▸ Exercise task
Word for word, transcribe the lines below and drop the pictures.

▸ Records for the task
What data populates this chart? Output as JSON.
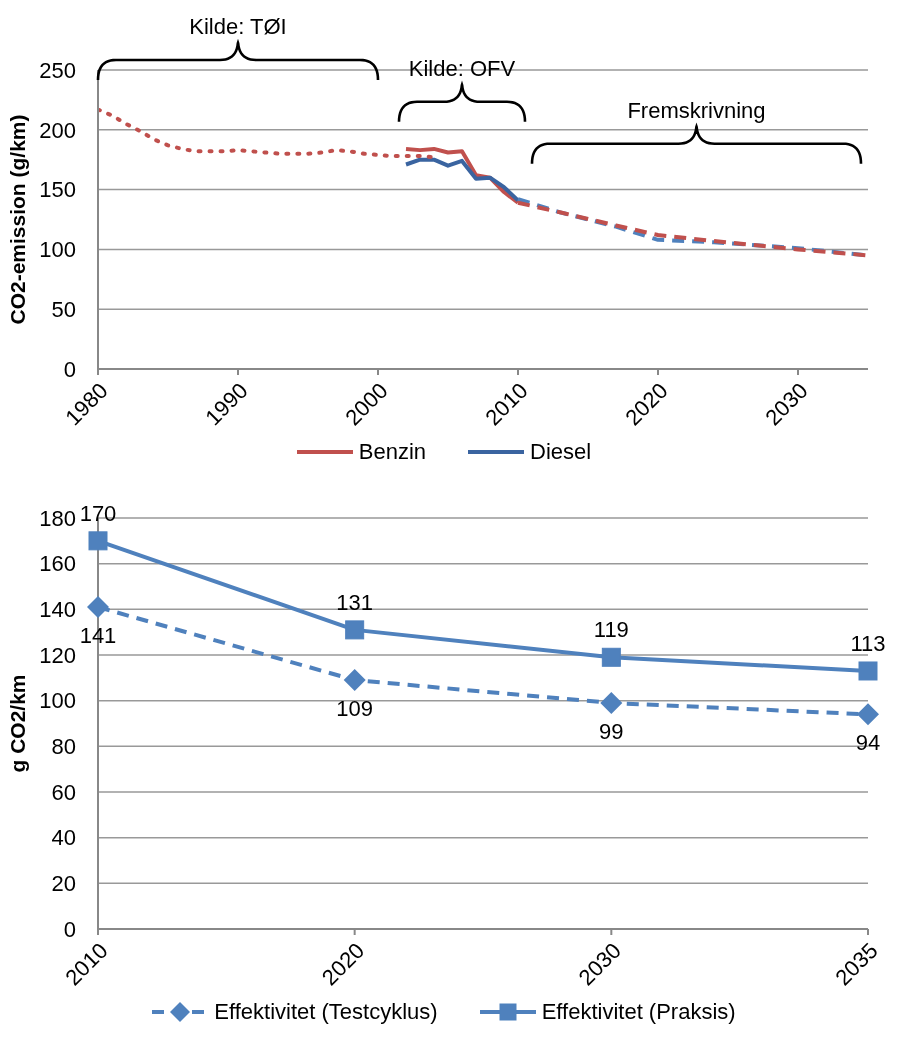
{
  "chart_data": [
    {
      "type": "line",
      "ylabel": "CO2-emission (g/km)",
      "xlim": [
        1980,
        2035
      ],
      "xticks": [
        1980,
        1990,
        2000,
        2010,
        2020,
        2030
      ],
      "ylim": [
        0,
        250
      ],
      "yticks": [
        0,
        50,
        100,
        150,
        200,
        250
      ],
      "grid": "y",
      "legend": "bottom",
      "annotations": [
        "Kilde: TØI",
        "Kilde: OFV",
        "Fremskrivning"
      ],
      "series": [
        {
          "name": "Benzin",
          "color": "#c0504d",
          "line_style": "solid",
          "x": [
            2002,
            2003,
            2004,
            2005,
            2006,
            2007,
            2008,
            2009,
            2010
          ],
          "values": [
            184,
            183,
            184,
            181,
            182,
            162,
            160,
            148,
            139
          ]
        },
        {
          "name": "Diesel",
          "color": "#3a64a0",
          "line_style": "solid",
          "x": [
            2002,
            2003,
            2004,
            2005,
            2006,
            2007,
            2008,
            2009,
            2010
          ],
          "values": [
            171,
            175,
            175,
            170,
            174,
            159,
            160,
            152,
            141
          ]
        },
        {
          "color": "#c0504d",
          "line_style": "dotted",
          "x": [
            1980,
            1981,
            1982,
            1983,
            1984,
            1985,
            1986,
            1987,
            1988,
            1989,
            1990,
            1991,
            1992,
            1993,
            1994,
            1995,
            1996,
            1997,
            1998,
            1999,
            2000,
            2001,
            2002,
            2003,
            2004
          ],
          "values": [
            217,
            212,
            205,
            199,
            192,
            187,
            184,
            182,
            182,
            182,
            183,
            182,
            181,
            180,
            180,
            180,
            181,
            183,
            182,
            180,
            179,
            178,
            178,
            178,
            177
          ]
        },
        {
          "color": "#4f81bd",
          "line_style": "dashed",
          "x": [
            2010,
            2013,
            2017,
            2020,
            2024,
            2030,
            2035
          ],
          "values": [
            142,
            131,
            119,
            108,
            106,
            101,
            95
          ]
        },
        {
          "color": "#c0504d",
          "line_style": "dashed",
          "x": [
            2010,
            2013,
            2017,
            2020,
            2024,
            2030,
            2035
          ],
          "values": [
            139,
            131,
            120,
            112,
            107,
            100,
            95
          ]
        }
      ]
    },
    {
      "type": "line",
      "ylabel": "g CO2/km",
      "categories": [
        "2010",
        "2020",
        "2030",
        "2035"
      ],
      "ylim": [
        0,
        180
      ],
      "yticks": [
        0,
        20,
        40,
        60,
        80,
        100,
        120,
        140,
        160,
        180
      ],
      "grid": "y",
      "legend": "bottom",
      "data_labels": true,
      "series": [
        {
          "name": "Effektivitet (Testcyklus)",
          "color": "#4f81bd",
          "line_style": "dashed",
          "marker": "diamond",
          "values": [
            141,
            109,
            99,
            94
          ]
        },
        {
          "name": "Effektivitet (Praksis)",
          "color": "#4f81bd",
          "line_style": "solid",
          "marker": "square",
          "values": [
            170,
            131,
            119,
            113
          ]
        }
      ]
    }
  ]
}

▸ Written answer
What data populates this chart? Output as JSON.
{
  "chart_data": [
    {
      "type": "line",
      "ylabel": "CO2-emission (g/km)",
      "xlim": [
        1980,
        2035
      ],
      "xticks": [
        1980,
        1990,
        2000,
        2010,
        2020,
        2030
      ],
      "ylim": [
        0,
        250
      ],
      "yticks": [
        0,
        50,
        100,
        150,
        200,
        250
      ],
      "grid": "y",
      "legend": "bottom",
      "annotations": [
        "Kilde: TØI",
        "Kilde: OFV",
        "Fremskrivning"
      ],
      "series": [
        {
          "name": "Benzin",
          "color": "#c0504d",
          "line_style": "solid",
          "x": [
            2002,
            2003,
            2004,
            2005,
            2006,
            2007,
            2008,
            2009,
            2010
          ],
          "values": [
            184,
            183,
            184,
            181,
            182,
            162,
            160,
            148,
            139
          ]
        },
        {
          "name": "Diesel",
          "color": "#3a64a0",
          "line_style": "solid",
          "x": [
            2002,
            2003,
            2004,
            2005,
            2006,
            2007,
            2008,
            2009,
            2010
          ],
          "values": [
            171,
            175,
            175,
            170,
            174,
            159,
            160,
            152,
            141
          ]
        },
        {
          "color": "#c0504d",
          "line_style": "dotted",
          "x": [
            1980,
            1981,
            1982,
            1983,
            1984,
            1985,
            1986,
            1987,
            1988,
            1989,
            1990,
            1991,
            1992,
            1993,
            1994,
            1995,
            1996,
            1997,
            1998,
            1999,
            2000,
            2001,
            2002,
            2003,
            2004
          ],
          "values": [
            217,
            212,
            205,
            199,
            192,
            187,
            184,
            182,
            182,
            182,
            183,
            182,
            181,
            180,
            180,
            180,
            181,
            183,
            182,
            180,
            179,
            178,
            178,
            178,
            177
          ]
        },
        {
          "color": "#4f81bd",
          "line_style": "dashed",
          "x": [
            2010,
            2013,
            2017,
            2020,
            2024,
            2030,
            2035
          ],
          "values": [
            142,
            131,
            119,
            108,
            106,
            101,
            95
          ]
        },
        {
          "color": "#c0504d",
          "line_style": "dashed",
          "x": [
            2010,
            2013,
            2017,
            2020,
            2024,
            2030,
            2035
          ],
          "values": [
            139,
            131,
            120,
            112,
            107,
            100,
            95
          ]
        }
      ]
    },
    {
      "type": "line",
      "ylabel": "g CO2/km",
      "categories": [
        "2010",
        "2020",
        "2030",
        "2035"
      ],
      "ylim": [
        0,
        180
      ],
      "yticks": [
        0,
        20,
        40,
        60,
        80,
        100,
        120,
        140,
        160,
        180
      ],
      "grid": "y",
      "legend": "bottom",
      "data_labels": true,
      "series": [
        {
          "name": "Effektivitet (Testcyklus)",
          "color": "#4f81bd",
          "line_style": "dashed",
          "marker": "diamond",
          "values": [
            141,
            109,
            99,
            94
          ]
        },
        {
          "name": "Effektivitet (Praksis)",
          "color": "#4f81bd",
          "line_style": "solid",
          "marker": "square",
          "values": [
            170,
            131,
            119,
            113
          ]
        }
      ]
    }
  ]
}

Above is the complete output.